(Image layout annotations)
======
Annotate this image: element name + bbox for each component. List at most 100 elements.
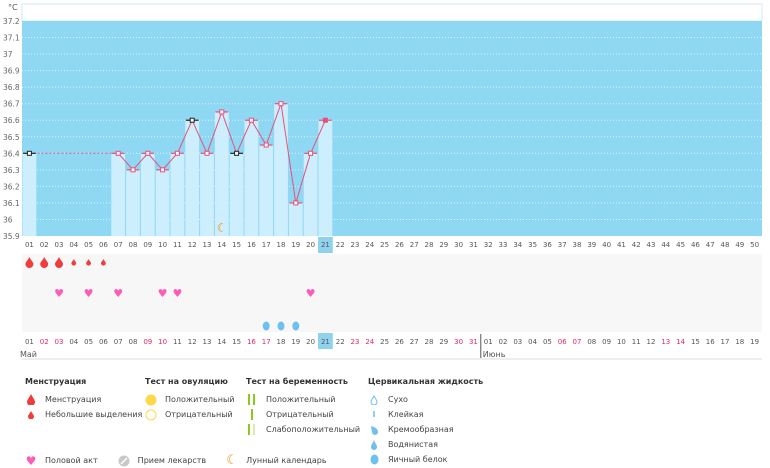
light-spotting-icon [86, 259, 91, 266]
y-tick-label: 36.9 [3, 67, 20, 76]
temp-bar [303, 153, 318, 236]
date-label: 04 [69, 338, 78, 346]
small-drop-icon [25, 410, 37, 419]
date-label: 01 [484, 338, 493, 346]
date-label: 16 [706, 338, 715, 346]
cycle-day-label: 38 [573, 241, 582, 249]
temp-point [160, 167, 166, 173]
temp-point [308, 150, 314, 156]
legend-item: Водянистая [388, 440, 438, 449]
y-tick-label: 37.2 [3, 17, 20, 26]
date-label: 26 [395, 338, 404, 346]
chart-top-band [21, 3, 763, 22]
temp-point [248, 117, 254, 123]
temp-bar [185, 120, 200, 236]
menstruation-drop-icon [25, 257, 34, 268]
legend-item: Положительный [266, 395, 336, 404]
heart-icon: ♥ [54, 287, 64, 300]
cycle-day-label: 40 [602, 241, 611, 249]
legend-title: Тест на беременность [246, 377, 348, 386]
cycle-day-label: 15 [232, 241, 241, 249]
y-tick-label: 36.7 [3, 100, 20, 109]
egg-white-icon [368, 454, 380, 465]
temp-point [26, 150, 32, 156]
cycle-day-label: 25 [380, 241, 389, 249]
menstruation-drop-icon [55, 257, 63, 268]
date-label: 31 [469, 338, 478, 346]
cycle-day-label: 22 [336, 241, 345, 249]
date-label: 24 [365, 338, 374, 346]
legend-title: Менструация [25, 377, 87, 386]
dry-icon [368, 394, 380, 405]
temp-bar [318, 120, 333, 236]
temp-bar [170, 153, 185, 236]
cycle-day-label: 29 [439, 241, 448, 249]
date-label: 06 [99, 338, 108, 346]
legend-pregnancy: Тест на беременность Положительный Отриц… [246, 377, 360, 437]
test-negative-icon [246, 409, 258, 420]
cycle-day-label: 19 [291, 241, 300, 249]
date-label: 11 [173, 338, 182, 346]
light-spotting-icon [71, 259, 77, 266]
date-label: 18 [735, 338, 744, 346]
cycle-day-label: 20 [306, 241, 315, 249]
date-label: 12 [647, 338, 656, 346]
temp-point [219, 109, 225, 115]
ovulation-positive-icon [145, 394, 157, 406]
today-highlight [318, 333, 333, 349]
cycle-day-label: 48 [721, 241, 730, 249]
date-label: 16 [247, 338, 256, 346]
date-label: 12 [188, 338, 197, 346]
temp-bar [140, 153, 155, 236]
legend-item: Клейкая [388, 410, 424, 419]
bbt-chart: °C 35.9 36 36.1 36.2 36.3 36.4 36.5 36.6 36.7 36.8… [3, 3, 763, 360]
date-label: 05 [543, 338, 552, 346]
cycle-day-label: 45 [676, 241, 685, 249]
y-tick-label: 36.8 [3, 83, 20, 92]
date-label: 13 [203, 338, 212, 346]
date-label: 10 [158, 338, 167, 346]
temp-point [234, 150, 240, 156]
cycle-day-label: 14 [217, 241, 226, 249]
cycle-day-label: 24 [365, 241, 374, 249]
cycle-day-label: 01 [25, 241, 34, 249]
temp-point [204, 150, 210, 156]
date-label: 02 [499, 338, 508, 346]
cycle-day-label: 34 [513, 241, 522, 249]
cycle-day-label: 37 [558, 241, 567, 249]
heart-icon: ♥ [84, 287, 94, 300]
y-tick-label: 36.4 [3, 149, 20, 158]
test-positive-icon [246, 394, 258, 405]
cycle-day-label: 41 [617, 241, 626, 249]
date-label: 03 [55, 338, 64, 346]
heart-icon: ♥ [306, 287, 316, 300]
date-label: 05 [84, 338, 93, 346]
y-tick-label: 36 [3, 215, 13, 224]
cycle-day-label: 35 [528, 241, 537, 249]
cycle-day-label: 30 [454, 241, 463, 249]
cycle-day-label: 07 [114, 241, 123, 249]
moon-icon: ☾ [217, 221, 228, 235]
date-label: 14 [217, 338, 226, 346]
cycle-day-label: 23 [351, 241, 360, 249]
heart-icon: ♥ [172, 287, 182, 300]
y-tick-label: 35.9 [3, 232, 20, 241]
symbols-grid [22, 254, 762, 332]
cycle-day-label: 18 [277, 241, 286, 249]
legend-item: Небольшие выделения [45, 410, 143, 419]
date-label: 11 [632, 338, 641, 346]
cycle-day-label: 03 [55, 241, 64, 249]
legend-ovulation: Тест на овуляцию Положительный Отрицател… [145, 377, 234, 422]
cycle-day-label: 11 [173, 241, 182, 249]
temp-point [322, 117, 328, 123]
heart-icon: ♥ [25, 453, 37, 468]
egg-white-icon [262, 321, 270, 331]
date-label: 01 [25, 338, 34, 346]
date-label: 03 [513, 338, 522, 346]
legend-item: Половой акт [45, 456, 98, 465]
legend-item: Кремообразная [388, 425, 454, 434]
cycle-day-label: 04 [69, 241, 78, 249]
legend-item: Отрицательный [266, 410, 334, 419]
legend-item: Положительный [165, 395, 235, 404]
date-label: 22 [336, 338, 345, 346]
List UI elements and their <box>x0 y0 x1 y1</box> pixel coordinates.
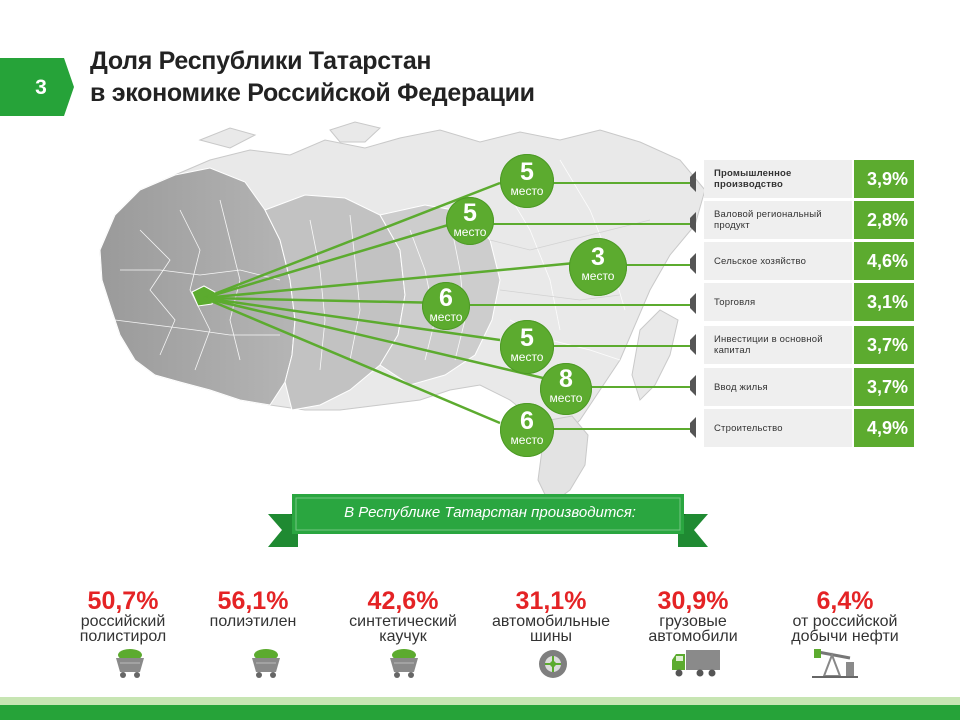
indicator-row-trade: Торговля 3,1% <box>704 283 914 321</box>
footer-stripe-dark <box>0 705 960 720</box>
banner-text: В Республике Татарстан производится: <box>344 504 636 521</box>
place-rank: 5 <box>463 199 477 227</box>
title-line-1: Доля Республики Татарстан <box>90 47 432 75</box>
place-circle-trade: 6 место <box>422 282 470 330</box>
stat-desc-line2: автомобили <box>648 628 738 645</box>
indicator-value: 3,7% <box>854 368 914 406</box>
place-rank: 8 <box>559 365 573 393</box>
stat-desc-line1: автомобильные <box>492 613 610 630</box>
russia-map <box>99 121 706 506</box>
stat-percent: 50,7% <box>87 587 159 615</box>
stat-oil: 6,4% от российской добычи нефти <box>770 587 920 645</box>
title-line-2: в экономике Российской Федерации <box>90 79 535 107</box>
stat-percent: 42,6% <box>367 587 439 615</box>
indicator-row-investment: Инвестиции в основной капитал 3,7% <box>704 326 914 364</box>
place-rank: 5 <box>520 158 534 186</box>
mine-cart-icon <box>390 649 418 678</box>
place-word: место <box>581 269 615 283</box>
indicator-value: 3,1% <box>854 283 914 321</box>
place-circle-agriculture: 3 место <box>569 238 627 296</box>
tire-icon <box>539 650 567 678</box>
indicator-label: Инвестиции в основной капитал <box>704 326 852 364</box>
page-title: Доля Республики Татарстан в экономике Ро… <box>90 45 650 109</box>
indicator-row-industry: Промышленное производство 3,9% <box>704 160 914 198</box>
indicator-row-grp: Валовой региональный продукт 2,8% <box>704 201 914 239</box>
indicator-row-construction: Строительство 4,9% <box>704 409 914 447</box>
connector-lines <box>203 181 576 425</box>
indicator-value: 3,7% <box>854 326 914 364</box>
place-rank: 5 <box>520 324 534 352</box>
place-word: место <box>429 310 463 324</box>
stat-tires: 31,1% автомобильные шины <box>476 587 626 645</box>
indicator-row-agriculture: Сельское хозяйство 4,6% <box>704 242 914 280</box>
stat-percent: 31,1% <box>515 587 587 615</box>
mine-cart-icon <box>252 649 280 678</box>
place-circle-housing: 8 место <box>540 363 592 415</box>
place-rank: 6 <box>520 407 534 435</box>
place-rank: 3 <box>591 243 605 271</box>
stat-percent: 6,4% <box>816 587 874 615</box>
stat-desc-line1: российский <box>80 613 166 630</box>
indicator-label: Строительство <box>704 409 852 447</box>
place-rank: 6 <box>439 284 453 312</box>
indicator-label: Ввод жилья <box>704 368 852 406</box>
mine-cart-icon <box>116 649 144 678</box>
indicator-value: 4,6% <box>854 242 914 280</box>
place-word: место <box>510 184 544 198</box>
indicator-value: 3,9% <box>854 160 914 198</box>
truck-icon <box>672 650 720 677</box>
place-circle-industry: 5 место <box>500 154 554 208</box>
indicator-value: 2,8% <box>854 201 914 239</box>
stat-desc-line1: от российской <box>792 613 898 630</box>
slide-number: 3 <box>35 76 47 99</box>
place-circle-investment: 5 место <box>500 320 554 374</box>
row-arrow-tips <box>690 171 696 438</box>
indicator-row-housing: Ввод жилья 3,7% <box>704 368 914 406</box>
stat-desc-line1: грузовые <box>659 613 727 630</box>
indicator-label: Сельское хозяйство <box>704 242 852 280</box>
production-banner <box>268 494 708 547</box>
stat-percent: 56,1% <box>217 587 289 615</box>
place-word: место <box>510 350 544 364</box>
stat-desc-line2: каучук <box>379 628 427 645</box>
slide-number-badge <box>0 58 74 116</box>
stat-desc-line2: добычи нефти <box>791 628 899 645</box>
stat-desc-line2: шины <box>529 628 573 645</box>
stat-polystyrene: 50,7% российский полистирол <box>48 587 198 645</box>
place-word: место <box>510 433 544 447</box>
stat-rubber: 42,6% синтетический каучук <box>328 587 478 645</box>
stat-desc-line2: полистирол <box>79 628 167 645</box>
stat-desc-line1: полиэтилен <box>209 613 297 630</box>
stat-polyethylene: 56,1% полиэтилен <box>178 587 328 630</box>
indicator-label: Валовой региональный продукт <box>704 201 852 239</box>
indicator-label: Торговля <box>704 283 852 321</box>
oil-pump-icon <box>812 649 858 678</box>
place-circle-construction: 6 место <box>500 403 554 457</box>
place-word: место <box>453 225 487 239</box>
footer-stripe-light <box>0 697 960 705</box>
stat-desc-line1: синтетический <box>349 613 457 630</box>
place-word: место <box>549 391 583 405</box>
indicator-value: 4,9% <box>854 409 914 447</box>
indicator-label: Промышленное производство <box>704 160 852 198</box>
stat-trucks: 30,9% грузовые автомобили <box>618 587 768 645</box>
place-circle-grp: 5 место <box>446 197 494 245</box>
stat-percent: 30,9% <box>657 587 729 615</box>
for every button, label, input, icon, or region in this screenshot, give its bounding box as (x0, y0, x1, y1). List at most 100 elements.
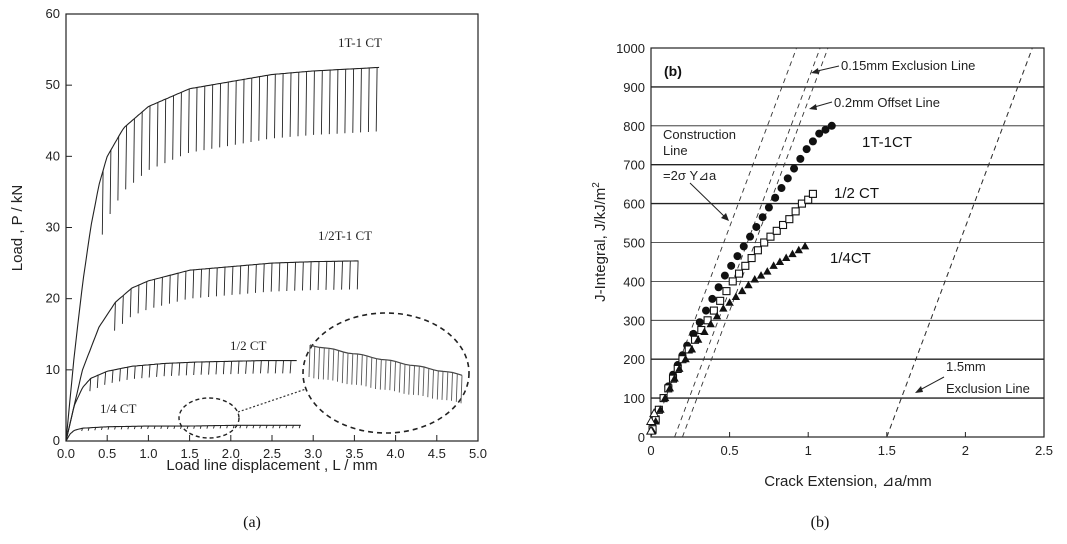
======
### Your task
Reproduce word for word every line of the data above, from the line containing "indicator-row-trade: Торговля 3,1%" down to the line containing "stat-oil: 6,4% от", including both of those lines.

### Result for this exercise
indicator-row-trade: Торговля 3,1% <box>704 283 914 321</box>
footer-stripe-dark <box>0 705 960 720</box>
banner-text: В Республике Татарстан производится: <box>344 504 636 521</box>
place-rank: 5 <box>463 199 477 227</box>
title-line-1: Доля Республики Татарстан <box>90 47 432 75</box>
place-circle-trade: 6 место <box>422 282 470 330</box>
stat-desc-line2: автомобили <box>648 628 738 645</box>
indicator-value: 3,7% <box>854 368 914 406</box>
place-rank: 8 <box>559 365 573 393</box>
stat-desc-line1: автомобильные <box>492 613 610 630</box>
russia-map <box>99 121 706 506</box>
stat-percent: 50,7% <box>87 587 159 615</box>
stat-oil: 6,4% от российской добычи нефти <box>770 587 920 645</box>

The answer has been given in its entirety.